OBJECTIVE: Exactly reproduce the lines from the line bearing "Transcribe the text in this document." through the end of the listing, inclusive of both; pictures are to be omitted.

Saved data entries
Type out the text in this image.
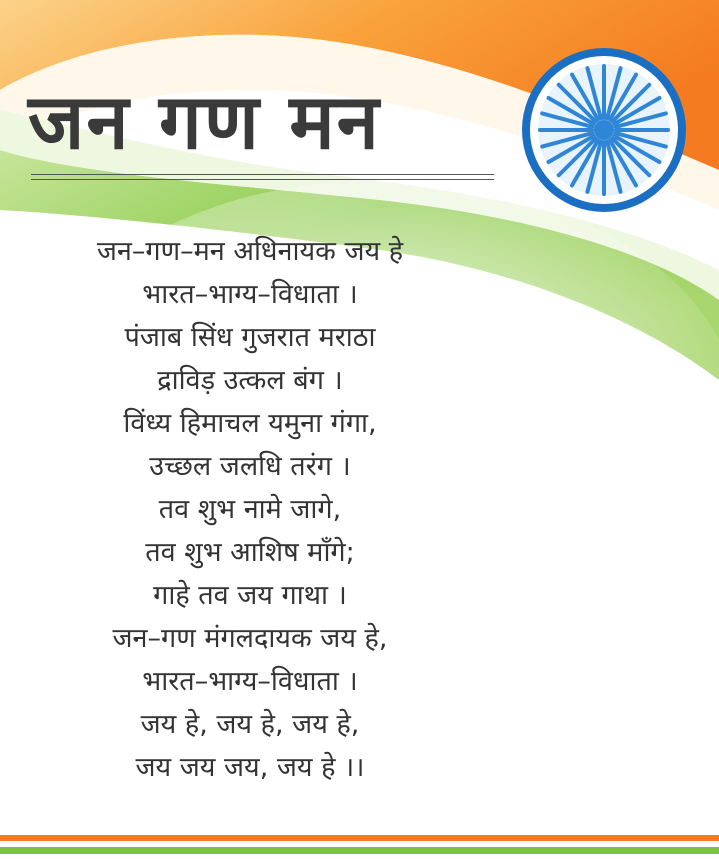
जन गण मन
जन–गण–मन अधिनायक जय हे
भारत–भाग्य–विधाता ।
पंजाब सिंध गुजरात मराठा
द्राविड़ उत्कल बंग ।
विंध्य हिमाचल यमुना गंगा,
उच्छल जलधि तरंग ।
तव शुभ नामे जागे,
तव शुभ आशिष माँगे;
गाहे तव जय गाथा ।
जन–गण मंगलदायक जय हे,
भारत–भाग्य–विधाता ।
जय हे, जय हे, जय हे,
जय जय जय, जय हे ।।
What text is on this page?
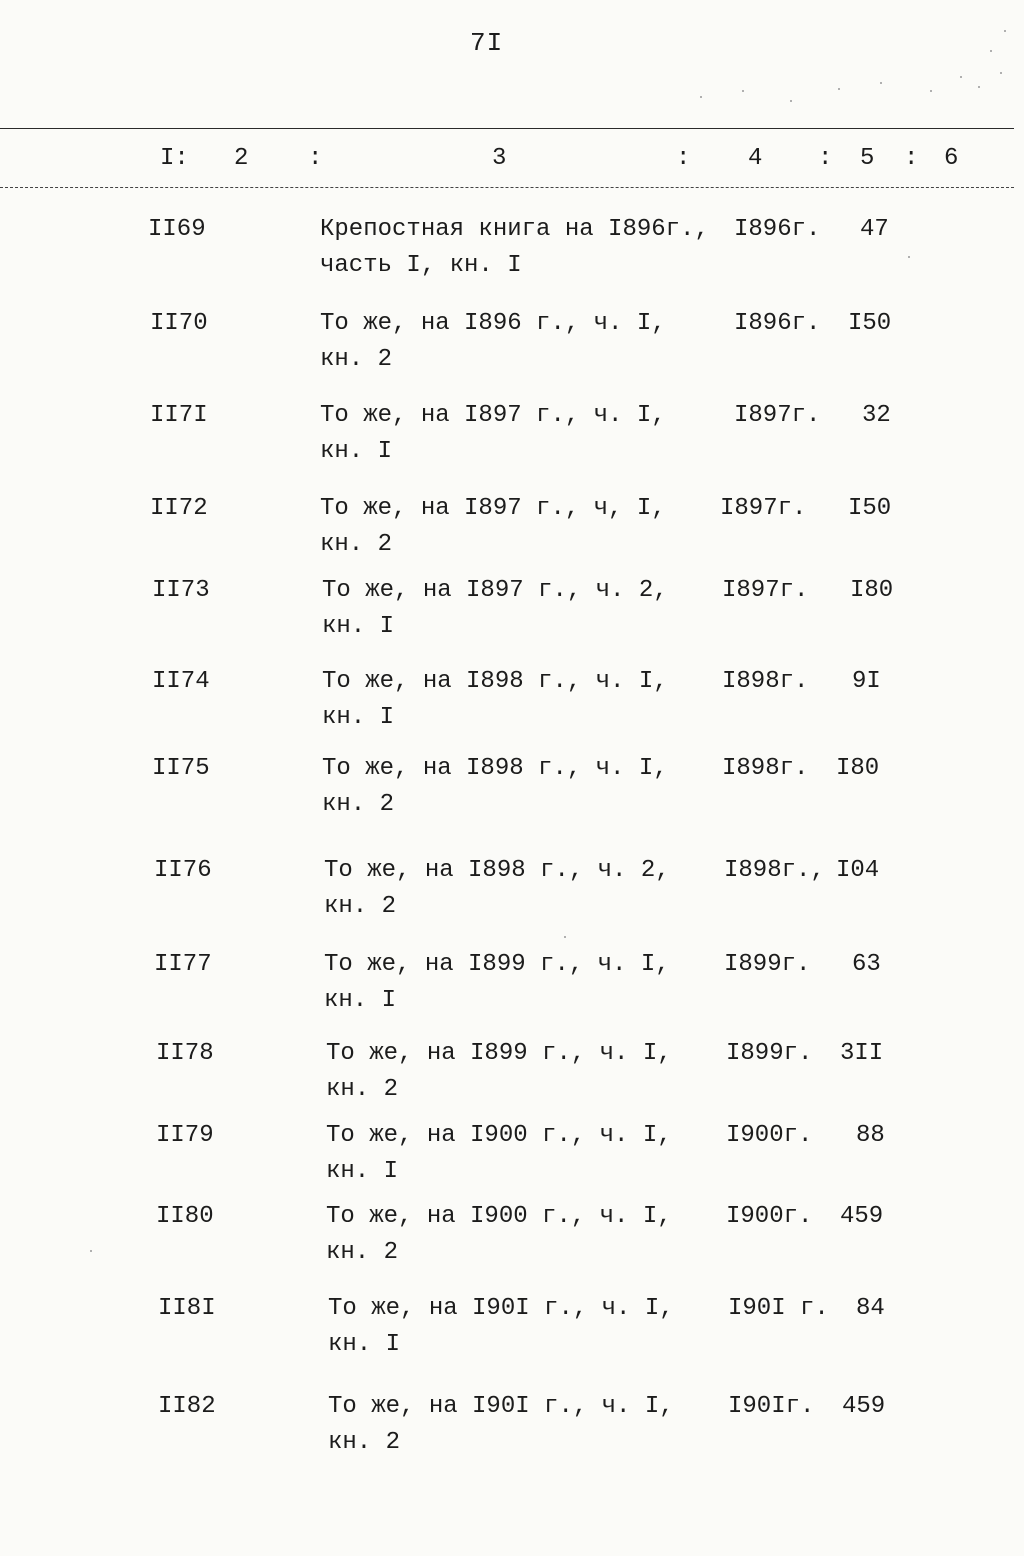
7I
I: 2 :	3	: 4 : 5 : 6
II69	Крепостная книга на I896г.,
часть I, кн. I
I896г. 47
II70	То же, на I896 г., ч. I,
кн. 2
I896г. I50
II7I	То же, на I897 г., ч. I,
кн. I
I897г. 32
II72	То же, на I897 г., ч, I,
кн. 2
I897г. I50
II73	То же, на I897 г., ч. 2,
кн. I
I897г. I80
II74	То же, на I898 г., ч. I,
кн. I
I898г. 9I
II75	То же, на I898 г., ч. I,
кн. 2
I898г. I80
II76	То же, на I898 г., ч. 2,
кн. 2
I898г., I04
II77	То же, на I899 г., ч. I,
кн. I
I899г. 63
II78	То же, на I899 г., ч. I,
кн. 2
I899г. 3II
II79	То же, на I900 г., ч. I,
кн. I
I900г. 88
II80	То же, на I900 г., ч. I,
кн. 2
I900г. 459
II8I	То же, на I90I г., ч. I,
кн. I
I90I г. 84
II82	То же, на I90I г., ч. I,
кн. 2
I90Iг. 459
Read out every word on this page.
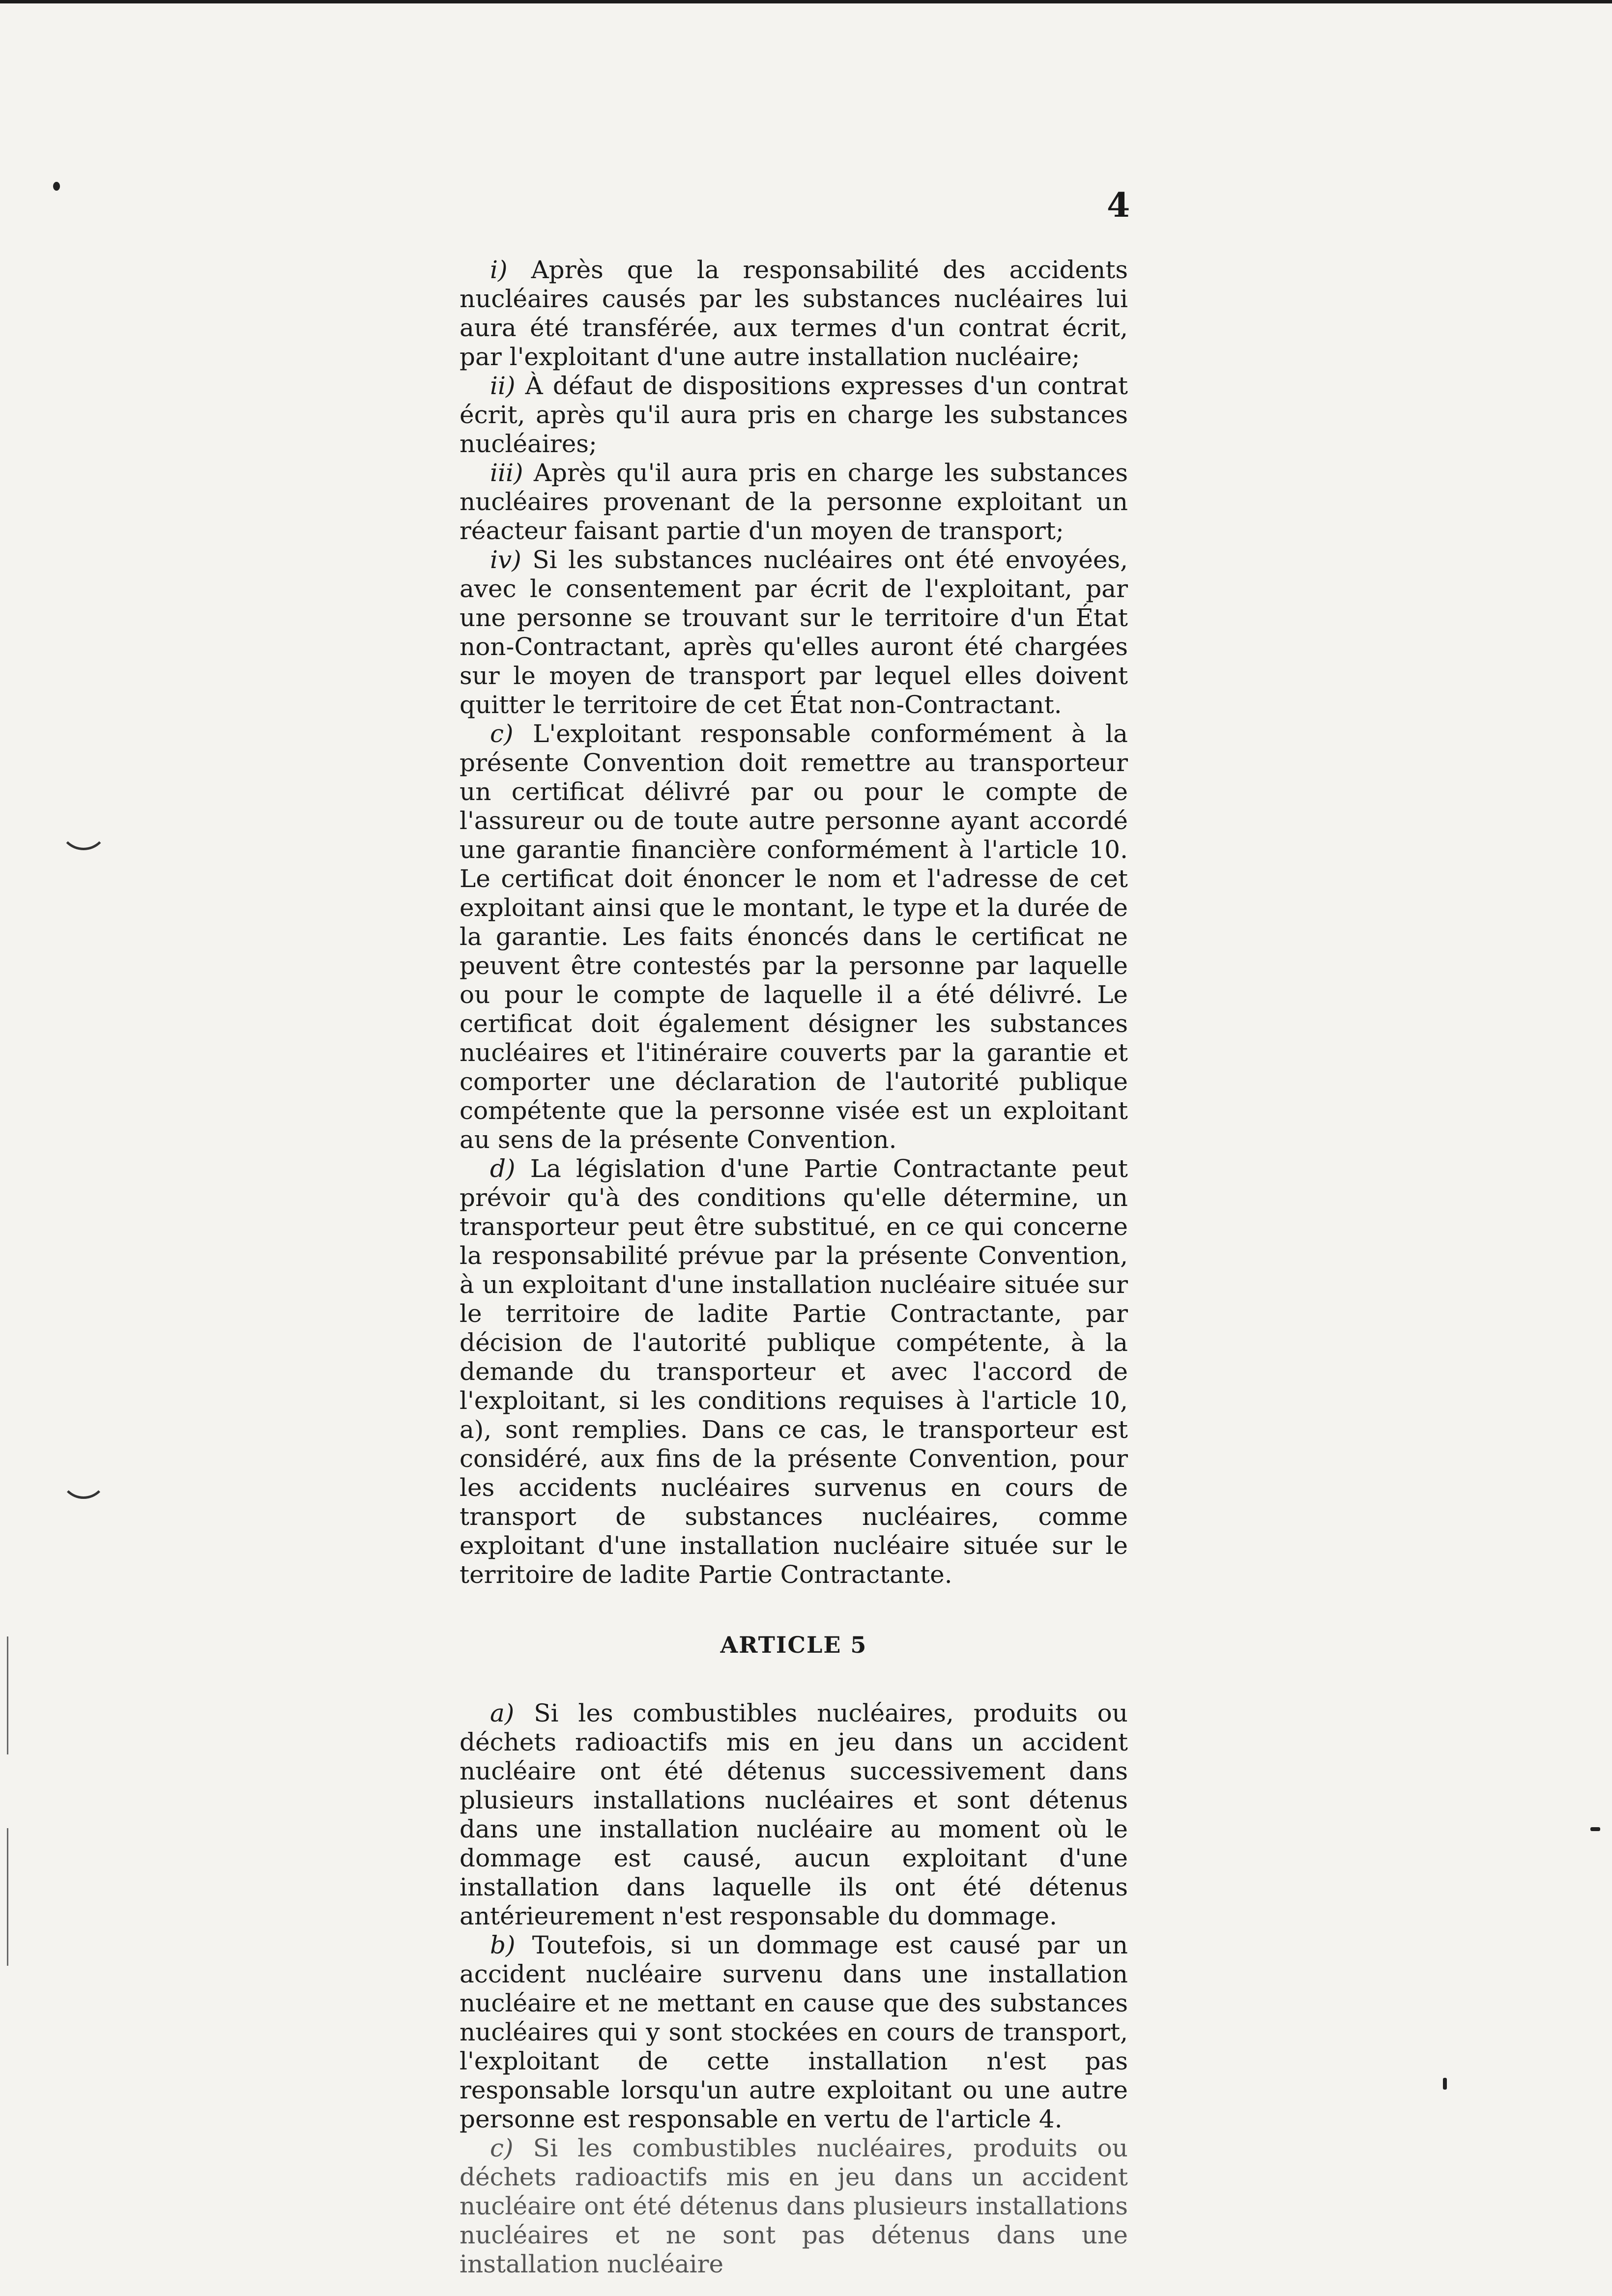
4

i) Après que la responsabilité des accidents nucléaires causés par les substances nucléaires lui aura été transférée, aux termes d'un contrat écrit, par l'exploitant d'une autre installation nucléaire;

ii) À défaut de dispositions expresses d'un contrat écrit, après qu'il aura pris en charge les substances nucléaires;

iii) Après qu'il aura pris en charge les substances nucléaires provenant de la personne exploitant un réacteur faisant partie d'un moyen de transport;

iv) Si les substances nucléaires ont été envoyées, avec le consentement par écrit de l'exploitant, par une personne se trouvant sur le territoire d'un État non-Contractant, après qu'elles auront été chargées sur le moyen de transport par lequel elles doivent quitter le territoire de cet État non-Contractant.

c) L'exploitant responsable conformément à la présente Convention doit remettre au transporteur un certificat délivré par ou pour le compte de l'assureur ou de toute autre personne ayant accordé une garantie financière conformément à l'article 10. Le certificat doit énoncer le nom et l'adresse de cet exploitant ainsi que le montant, le type et la durée de la garantie. Les faits énoncés dans le certificat ne peuvent être contestés par la personne par laquelle ou pour le compte de laquelle il a été délivré. Le certificat doit également désigner les substances nucléaires et l'itinéraire couverts par la garantie et comporter une déclaration de l'autorité publique compétente que la personne visée est un exploitant au sens de la présente Convention.

d) La législation d'une Partie Contractante peut prévoir qu'à des conditions qu'elle détermine, un transporteur peut être substitué, en ce qui concerne la responsabilité prévue par la présente Convention, à un exploitant d'une installation nucléaire située sur le territoire de ladite Partie Contractante, par décision de l'autorité publique compétente, à la demande du transporteur et avec l'accord de l'exploitant, si les conditions requises à l'article 10, a), sont remplies. Dans ce cas, le transporteur est considéré, aux fins de la présente Convention, pour les accidents nucléaires survenus en cours de transport de substances nucléaires, comme exploitant d'une installation nucléaire située sur le territoire de ladite Partie Contractante.

ARTICLE 5

a) Si les combustibles nucléaires, produits ou déchets radioactifs mis en jeu dans un accident nucléaire ont été détenus successivement dans plusieurs installations nucléaires et sont détenus dans une installation nucléaire au moment où le dommage est causé, aucun exploitant d'une installation dans laquelle ils ont été détenus antérieurement n'est responsable du dommage.

b) Toutefois, si un dommage est causé par un accident nucléaire survenu dans une installation nucléaire et ne mettant en cause que des substances nucléaires qui y sont stockées en cours de transport, l'exploitant de cette installation n'est pas responsable lorsqu'un autre exploitant ou une autre personne est responsable en vertu de l'article 4.

c) Si les combustibles nucléaires, produits ou déchets radioactifs mis en jeu dans un accident nucléaire ont été détenus dans plusieurs installations nucléaires et ne sont pas détenus dans une installation nucléaire
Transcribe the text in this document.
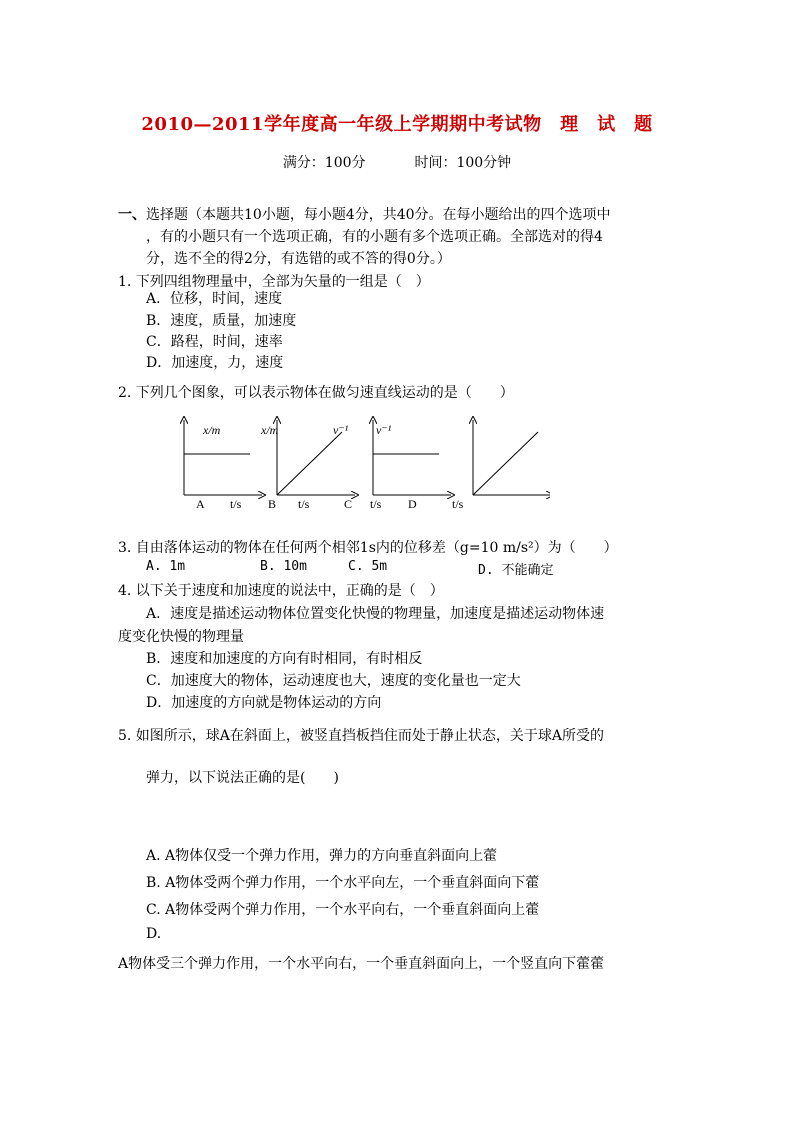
2010—2011学年度高一年级上学期期中考试物　理　试　题
满分：100分	时间：100分钟
一、选择题（本题共10小题，每小题4分，共40分。在每小题给出的四个选项中
，有的小题只有一个选项正确，有的小题有多个选项正确。全部选对的得4
分，选不全的得2分，有选错的或不答的得0分。）
1. 下列四组物理量中，全部为矢量的一组是（　）
A．位移，时间，速度
B．速度，质量，加速度
C．路程，时间，速率
D．加速度，力，速度
2. 下列几个图象，可以表示物体在做匀速直线运动的是（　　）
x/m
A t/s
x/m
B t/s
v⁻¹
C t/s
v⁻¹
D	t/s
3. 自由落体运动的物体在任何两个相邻1s内的位移差（g=10 m/s²）为（　　）
A. 1m	B. 10m	C. 5m	D. 不能确定
4. 以下关于速度和加速度的说法中，正确的是（　）
A．速度是描述运动物体位置变化快慢的物理量，加速度是描述运动物体速
度变化快慢的物理量
B．速度和加速度的方向有时相同，有时相反
C．加速度大的物体，运动速度也大，速度的变化量也一定大
D．加速度的方向就是物体运动的方向
5. 如图所示，球A在斜面上，被竖直挡板挡住而处于静止状态，关于球A所受的
弹力，以下说法正确的是(　　)
A. A物体仅受一个弹力作用，弹力的方向垂直斜面向上藿
B. A物体受两个弹力作用，一个水平向左，一个垂直斜面向下藿
C. A物体受两个弹力作用，一个水平向右，一个垂直斜面向上藿
D.
A物体受三个弹力作用，一个水平向右，一个垂直斜面向上，一个竖直向下藿藿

SOLVED PROBLEM:
Transcribe the text in this document.
2010—2011学年度高一年级上学期期中考试物　理　试　题
满分：100分	时间：100分钟
一、选择题（本题共10小题，每小题4分，共40分。在每小题给出的四个选项中
，有的小题只有一个选项正确，有的小题有多个选项正确。全部选对的得4
分，选不全的得2分，有选错的或不答的得0分。）
1. 下列四组物理量中，全部为矢量的一组是（　）
A．位移，时间，速度
B．速度，质量，加速度
C．路程，时间，速率
D．加速度，力，速度
2. 下列几个图象，可以表示物体在做匀速直线运动的是（　　）
x/m
A t/s
x/m
B t/s
v⁻¹
C t/s
v⁻¹
D	t/s
3. 自由落体运动的物体在任何两个相邻1s内的位移差（g=10 m/s²）为（　　）
A. 1m	B. 10m	C. 5m	D. 不能确定
4. 以下关于速度和加速度的说法中，正确的是（　）
A．速度是描述运动物体位置变化快慢的物理量，加速度是描述运动物体速
度变化快慢的物理量
B．速度和加速度的方向有时相同，有时相反
C．加速度大的物体，运动速度也大，速度的变化量也一定大
D．加速度的方向就是物体运动的方向
5. 如图所示，球A在斜面上，被竖直挡板挡住而处于静止状态，关于球A所受的
弹力，以下说法正确的是(　　)
A. A物体仅受一个弹力作用，弹力的方向垂直斜面向上藿
B. A物体受两个弹力作用，一个水平向左，一个垂直斜面向下藿
C. A物体受两个弹力作用，一个水平向右，一个垂直斜面向上藿
D.
A物体受三个弹力作用，一个水平向右，一个垂直斜面向上，一个竖直向下藿藿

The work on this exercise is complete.